====== Material supplied

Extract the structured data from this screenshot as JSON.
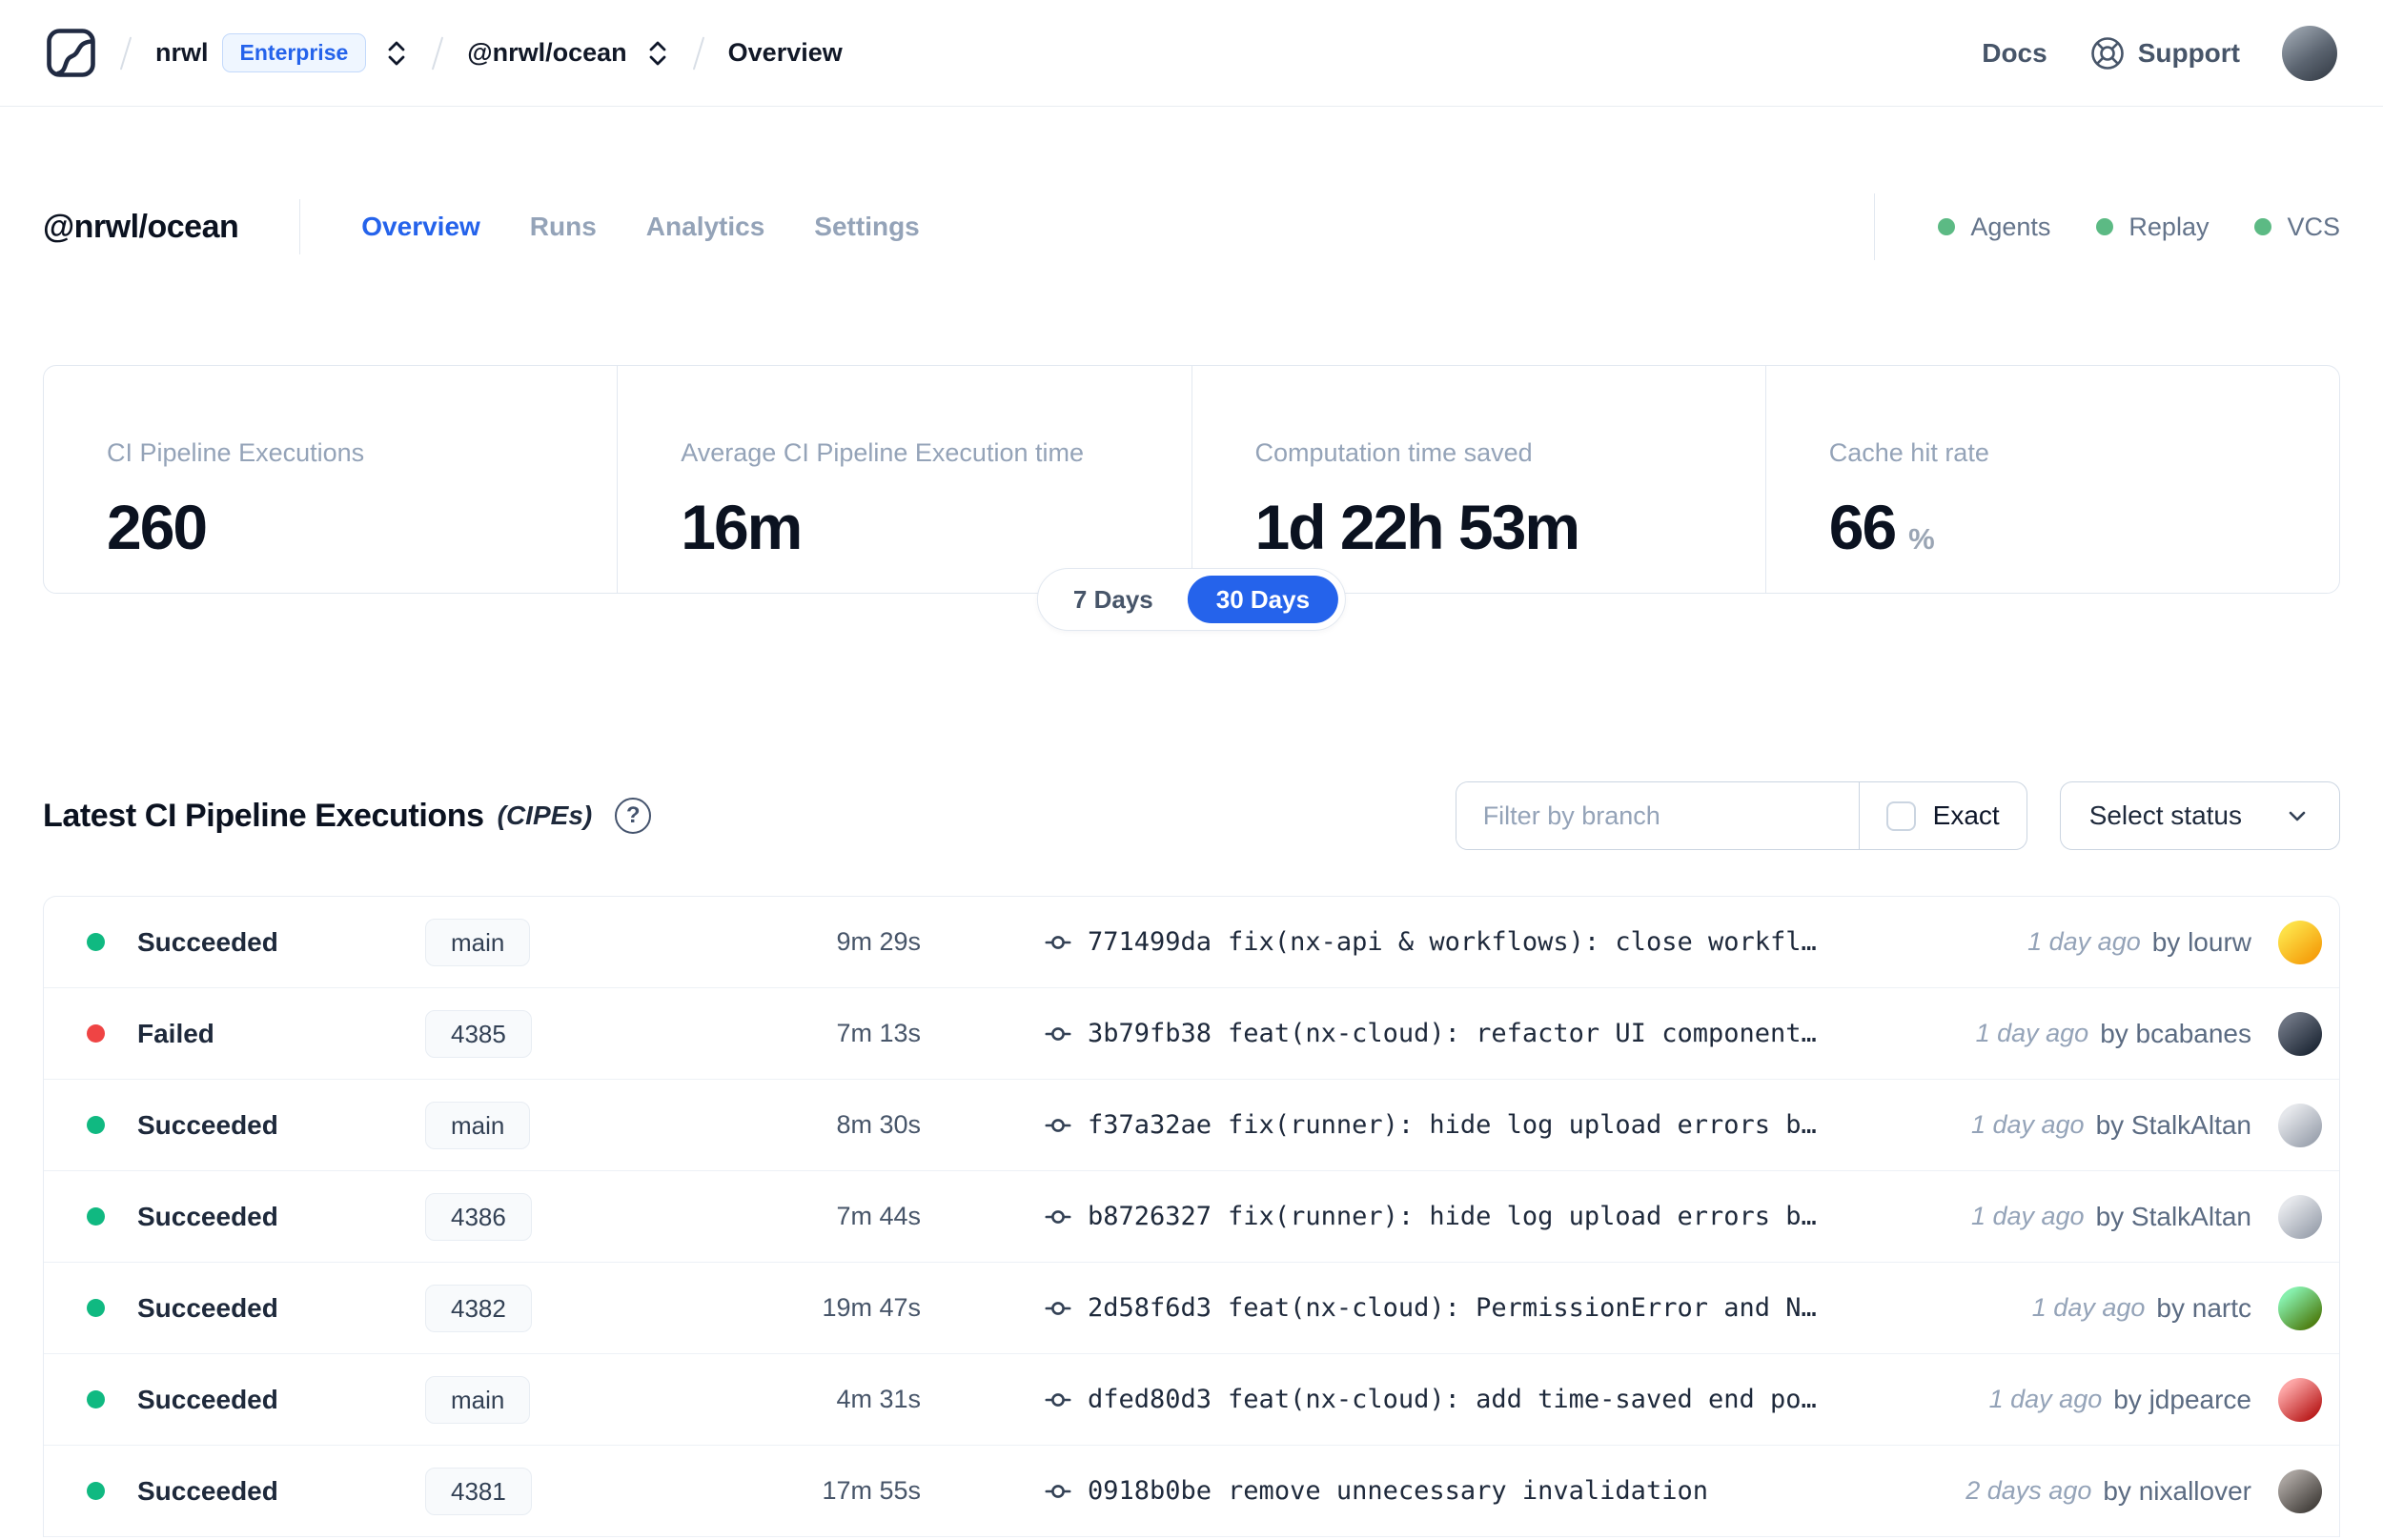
{
  "colors": {
    "accent": "#2563eb",
    "header_status_dot": "#5cba84",
    "nav_avatar": [
      "#aab3bd",
      "#2f3640"
    ]
  },
  "navbar": {
    "logo": "nx-cloud-logo",
    "breadcrumb": {
      "org": "nrwl",
      "org_badge": "Enterprise",
      "workspace": "@nrwl/ocean",
      "page": "Overview"
    },
    "links": {
      "docs": "Docs",
      "support": "Support"
    }
  },
  "header": {
    "title": "@nrwl/ocean",
    "tabs": [
      {
        "label": "Overview",
        "active": true
      },
      {
        "label": "Runs",
        "active": false
      },
      {
        "label": "Analytics",
        "active": false
      },
      {
        "label": "Settings",
        "active": false
      }
    ],
    "statuses": [
      {
        "label": "Agents"
      },
      {
        "label": "Replay"
      },
      {
        "label": "VCS"
      }
    ]
  },
  "stats": {
    "cards": [
      {
        "label": "CI Pipeline Executions",
        "value": "260",
        "suffix": ""
      },
      {
        "label": "Average CI Pipeline Execution time",
        "value": "16m",
        "suffix": ""
      },
      {
        "label": "Computation time saved",
        "value": "1d 22h 53m",
        "suffix": ""
      },
      {
        "label": "Cache hit rate",
        "value": "66",
        "suffix": "%"
      }
    ],
    "range_toggle": {
      "options": [
        "7 Days",
        "30 Days"
      ],
      "selected": "30 Days"
    }
  },
  "cipe_section": {
    "title": "Latest CI Pipeline Executions",
    "title_suffix": "(CIPEs)",
    "help_glyph": "?",
    "filter_placeholder": "Filter by branch",
    "filter_value": "",
    "exact_label": "Exact",
    "exact_checked": false,
    "status_select_label": "Select status"
  },
  "table": {
    "status_colors": {
      "Succeeded": "#10b981",
      "Failed": "#ef4444"
    },
    "rows": [
      {
        "status": "Succeeded",
        "branch": "main",
        "duration": "9m 29s",
        "commit_hash": "771499da",
        "commit_message": "fix(nx-api & workflows): close workfl…",
        "time_ago": "1 day ago",
        "author": "by lourw",
        "avatar_colors": [
          "#fde047",
          "#f59e0b"
        ]
      },
      {
        "status": "Failed",
        "branch": "4385",
        "duration": "7m 13s",
        "commit_hash": "3b79fb38",
        "commit_message": "feat(nx-cloud): refactor UI component…",
        "time_ago": "1 day ago",
        "author": "by bcabanes",
        "avatar_colors": [
          "#6b7280",
          "#1f2937"
        ]
      },
      {
        "status": "Succeeded",
        "branch": "main",
        "duration": "8m 30s",
        "commit_hash": "f37a32ae",
        "commit_message": "fix(runner): hide log upload errors b…",
        "time_ago": "1 day ago",
        "author": "by StalkAltan",
        "avatar_colors": [
          "#e5e7eb",
          "#9ca3af"
        ]
      },
      {
        "status": "Succeeded",
        "branch": "4386",
        "duration": "7m 44s",
        "commit_hash": "b8726327",
        "commit_message": "fix(runner): hide log upload errors b…",
        "time_ago": "1 day ago",
        "author": "by StalkAltan",
        "avatar_colors": [
          "#e5e7eb",
          "#9ca3af"
        ]
      },
      {
        "status": "Succeeded",
        "branch": "4382",
        "duration": "19m 47s",
        "commit_hash": "2d58f6d3",
        "commit_message": "feat(nx-cloud): PermissionError and N…",
        "time_ago": "1 day ago",
        "author": "by nartc",
        "avatar_colors": [
          "#86efac",
          "#4d7c0f"
        ]
      },
      {
        "status": "Succeeded",
        "branch": "main",
        "duration": "4m 31s",
        "commit_hash": "dfed80d3",
        "commit_message": "feat(nx-cloud): add time-saved end po…",
        "time_ago": "1 day ago",
        "author": "by jdpearce",
        "avatar_colors": [
          "#fca5a5",
          "#b91c1c"
        ]
      },
      {
        "status": "Succeeded",
        "branch": "4381",
        "duration": "17m 55s",
        "commit_hash": "0918b0be",
        "commit_message": "remove unnecessary invalidation",
        "time_ago": "2 days ago",
        "author": "by nixallover",
        "avatar_colors": [
          "#a8a29e",
          "#44403c"
        ]
      }
    ]
  }
}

============

**Problem statement**. Quote each record exactly as it stands, minus the pictures.

**Task response**.
Extract the structured data from this screenshot as JSON.
{
  "colors": {
    "accent": "#2563eb",
    "header_status_dot": "#5cba84",
    "nav_avatar": [
      "#aab3bd",
      "#2f3640"
    ]
  },
  "navbar": {
    "logo": "nx-cloud-logo",
    "breadcrumb": {
      "org": "nrwl",
      "org_badge": "Enterprise",
      "workspace": "@nrwl/ocean",
      "page": "Overview"
    },
    "links": {
      "docs": "Docs",
      "support": "Support"
    }
  },
  "header": {
    "title": "@nrwl/ocean",
    "tabs": [
      {
        "label": "Overview",
        "active": true
      },
      {
        "label": "Runs",
        "active": false
      },
      {
        "label": "Analytics",
        "active": false
      },
      {
        "label": "Settings",
        "active": false
      }
    ],
    "statuses": [
      {
        "label": "Agents"
      },
      {
        "label": "Replay"
      },
      {
        "label": "VCS"
      }
    ]
  },
  "stats": {
    "cards": [
      {
        "label": "CI Pipeline Executions",
        "value": "260",
        "suffix": ""
      },
      {
        "label": "Average CI Pipeline Execution time",
        "value": "16m",
        "suffix": ""
      },
      {
        "label": "Computation time saved",
        "value": "1d 22h 53m",
        "suffix": ""
      },
      {
        "label": "Cache hit rate",
        "value": "66",
        "suffix": "%"
      }
    ],
    "range_toggle": {
      "options": [
        "7 Days",
        "30 Days"
      ],
      "selected": "30 Days"
    }
  },
  "cipe_section": {
    "title": "Latest CI Pipeline Executions",
    "title_suffix": "(CIPEs)",
    "help_glyph": "?",
    "filter_placeholder": "Filter by branch",
    "filter_value": "",
    "exact_label": "Exact",
    "exact_checked": false,
    "status_select_label": "Select status"
  },
  "table": {
    "status_colors": {
      "Succeeded": "#10b981",
      "Failed": "#ef4444"
    },
    "rows": [
      {
        "status": "Succeeded",
        "branch": "main",
        "duration": "9m 29s",
        "commit_hash": "771499da",
        "commit_message": "fix(nx-api & workflows): close workfl…",
        "time_ago": "1 day ago",
        "author": "by lourw",
        "avatar_colors": [
          "#fde047",
          "#f59e0b"
        ]
      },
      {
        "status": "Failed",
        "branch": "4385",
        "duration": "7m 13s",
        "commit_hash": "3b79fb38",
        "commit_message": "feat(nx-cloud): refactor UI component…",
        "time_ago": "1 day ago",
        "author": "by bcabanes",
        "avatar_colors": [
          "#6b7280",
          "#1f2937"
        ]
      },
      {
        "status": "Succeeded",
        "branch": "main",
        "duration": "8m 30s",
        "commit_hash": "f37a32ae",
        "commit_message": "fix(runner): hide log upload errors b…",
        "time_ago": "1 day ago",
        "author": "by StalkAltan",
        "avatar_colors": [
          "#e5e7eb",
          "#9ca3af"
        ]
      },
      {
        "status": "Succeeded",
        "branch": "4386",
        "duration": "7m 44s",
        "commit_hash": "b8726327",
        "commit_message": "fix(runner): hide log upload errors b…",
        "time_ago": "1 day ago",
        "author": "by StalkAltan",
        "avatar_colors": [
          "#e5e7eb",
          "#9ca3af"
        ]
      },
      {
        "status": "Succeeded",
        "branch": "4382",
        "duration": "19m 47s",
        "commit_hash": "2d58f6d3",
        "commit_message": "feat(nx-cloud): PermissionError and N…",
        "time_ago": "1 day ago",
        "author": "by nartc",
        "avatar_colors": [
          "#86efac",
          "#4d7c0f"
        ]
      },
      {
        "status": "Succeeded",
        "branch": "main",
        "duration": "4m 31s",
        "commit_hash": "dfed80d3",
        "commit_message": "feat(nx-cloud): add time-saved end po…",
        "time_ago": "1 day ago",
        "author": "by jdpearce",
        "avatar_colors": [
          "#fca5a5",
          "#b91c1c"
        ]
      },
      {
        "status": "Succeeded",
        "branch": "4381",
        "duration": "17m 55s",
        "commit_hash": "0918b0be",
        "commit_message": "remove unnecessary invalidation",
        "time_ago": "2 days ago",
        "author": "by nixallover",
        "avatar_colors": [
          "#a8a29e",
          "#44403c"
        ]
      }
    ]
  }
}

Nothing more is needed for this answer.